--- Given instruction ---
Below is a set of records. Repeat all of them exactly.

[START OF Data rows]

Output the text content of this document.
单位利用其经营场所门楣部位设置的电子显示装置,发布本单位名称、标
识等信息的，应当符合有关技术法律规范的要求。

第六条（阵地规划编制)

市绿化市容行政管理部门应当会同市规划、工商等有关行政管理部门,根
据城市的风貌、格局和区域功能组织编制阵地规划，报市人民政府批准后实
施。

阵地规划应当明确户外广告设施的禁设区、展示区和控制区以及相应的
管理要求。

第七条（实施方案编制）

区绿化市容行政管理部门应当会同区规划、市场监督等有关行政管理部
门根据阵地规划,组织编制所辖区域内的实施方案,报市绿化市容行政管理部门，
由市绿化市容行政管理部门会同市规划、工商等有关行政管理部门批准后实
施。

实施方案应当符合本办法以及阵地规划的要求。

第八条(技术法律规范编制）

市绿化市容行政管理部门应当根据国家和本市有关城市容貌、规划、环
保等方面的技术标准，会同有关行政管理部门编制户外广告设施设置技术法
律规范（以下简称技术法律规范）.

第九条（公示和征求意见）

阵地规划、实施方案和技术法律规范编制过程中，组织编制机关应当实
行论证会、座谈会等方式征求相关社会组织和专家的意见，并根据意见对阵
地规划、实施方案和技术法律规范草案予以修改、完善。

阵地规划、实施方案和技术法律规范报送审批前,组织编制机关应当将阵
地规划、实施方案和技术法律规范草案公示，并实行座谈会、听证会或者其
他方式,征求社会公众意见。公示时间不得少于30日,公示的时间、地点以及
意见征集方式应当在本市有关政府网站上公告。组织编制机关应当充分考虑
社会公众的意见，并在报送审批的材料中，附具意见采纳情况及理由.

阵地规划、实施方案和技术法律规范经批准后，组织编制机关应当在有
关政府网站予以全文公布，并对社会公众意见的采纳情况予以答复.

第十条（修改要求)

[END OF Data rows]

--- Written answer ---
Output the text content of this document.
单位利用其经营场所门楣部位设置的电子显示装置,发布本单位名称、标
识等信息的，应当符合有关技术法律规范的要求。

第六条（阵地规划编制)

市绿化市容行政管理部门应当会同市规划、工商等有关行政管理部门,根
据城市的风貌、格局和区域功能组织编制阵地规划，报市人民政府批准后实
施。

阵地规划应当明确户外广告设施的禁设区、展示区和控制区以及相应的
管理要求。

第七条（实施方案编制）

区绿化市容行政管理部门应当会同区规划、市场监督等有关行政管理部
门根据阵地规划,组织编制所辖区域内的实施方案,报市绿化市容行政管理部门，
由市绿化市容行政管理部门会同市规划、工商等有关行政管理部门批准后实
施。

实施方案应当符合本办法以及阵地规划的要求。

第八条(技术法律规范编制）

市绿化市容行政管理部门应当根据国家和本市有关城市容貌、规划、环
保等方面的技术标准，会同有关行政管理部门编制户外广告设施设置技术法
律规范（以下简称技术法律规范）.

第九条（公示和征求意见）

阵地规划、实施方案和技术法律规范编制过程中，组织编制机关应当实
行论证会、座谈会等方式征求相关社会组织和专家的意见，并根据意见对阵
地规划、实施方案和技术法律规范草案予以修改、完善。

阵地规划、实施方案和技术法律规范报送审批前,组织编制机关应当将阵
地规划、实施方案和技术法律规范草案公示，并实行座谈会、听证会或者其
他方式,征求社会公众意见。公示时间不得少于30日,公示的时间、地点以及
意见征集方式应当在本市有关政府网站上公告。组织编制机关应当充分考虑
社会公众的意见，并在报送审批的材料中，附具意见采纳情况及理由.

阵地规划、实施方案和技术法律规范经批准后，组织编制机关应当在有
关政府网站予以全文公布，并对社会公众意见的采纳情况予以答复.

第十条（修改要求)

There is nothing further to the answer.